(DESCRIPTION OF THE TASK) Tally the lines that contain the string "请根据听到的内容选择正确的答案" and give the number by itself.

--- START INPUT DATA ---

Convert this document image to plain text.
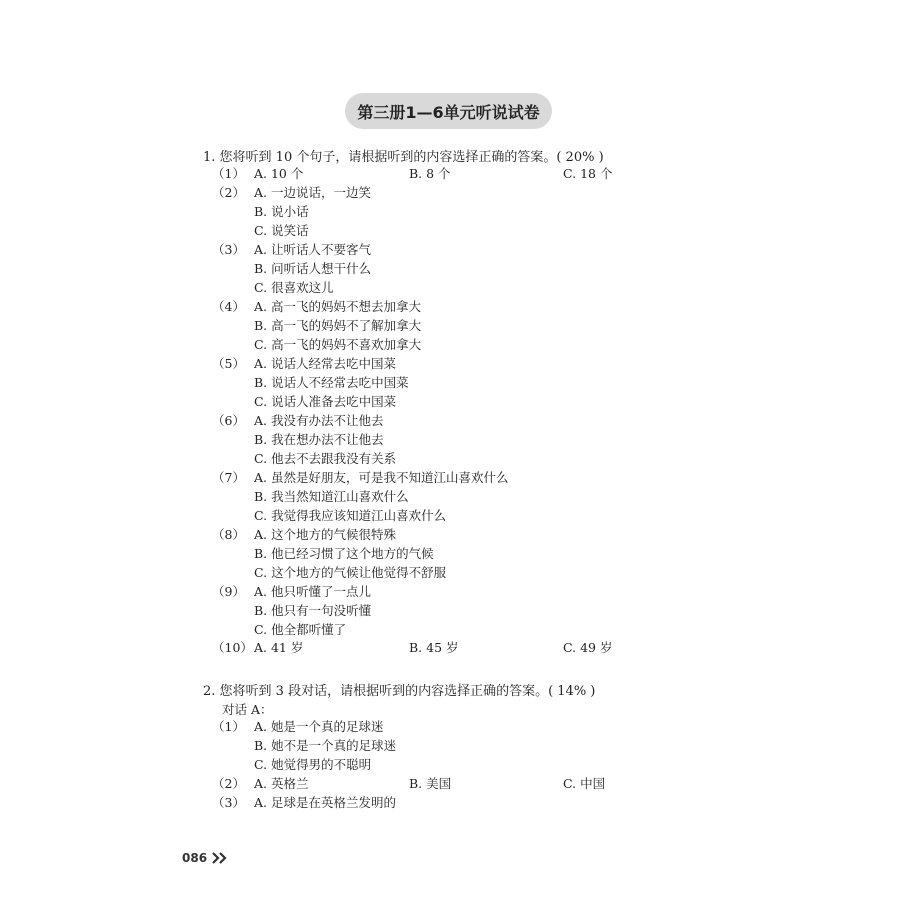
第三册1—6单元听说试卷
1. 您将听到 10 个句子，请根据听到的内容选择正确的答案。( 20% )
（1） A. 10 个	B. 8 个	C. 18 个
（2） A. 一边说话，一边笑
B. 说小话
C. 说笑话
（3） A. 让听话人不要客气
B. 问听话人想干什么
C. 很喜欢这儿
（4） A. 高一飞的妈妈不想去加拿大
B. 高一飞的妈妈不了解加拿大
C. 高一飞的妈妈不喜欢加拿大
（5） A. 说话人经常去吃中国菜
B. 说话人不经常去吃中国菜
C. 说话人准备去吃中国菜
（6） A. 我没有办法不让他去
B. 我在想办法不让他去
C. 他去不去跟我没有关系
（7） A. 虽然是好朋友，可是我不知道江山喜欢什么
B. 我当然知道江山喜欢什么
C. 我觉得我应该知道江山喜欢什么
（8） A. 这个地方的气候很特殊
B. 他已经习惯了这个地方的气候
C. 这个地方的气候让他觉得不舒服
（9） A. 他只听懂了一点儿
B. 他只有一句没听懂
C. 他全都听懂了
（10） A. 41 岁	B. 45 岁	C. 49 岁
2. 您将听到 3 段对话，请根据听到的内容选择正确的答案。( 14% )
对话 A：
（1） A. 她是一个真的足球迷
B. 她不是一个真的足球迷
C. 她觉得男的不聪明
（2） A. 英格兰	B. 美国	C. 中国
（3） A. 足球是在英格兰发明的
086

--- END INPUT DATA ---

(ANSWER TO THE EXERCISE) 2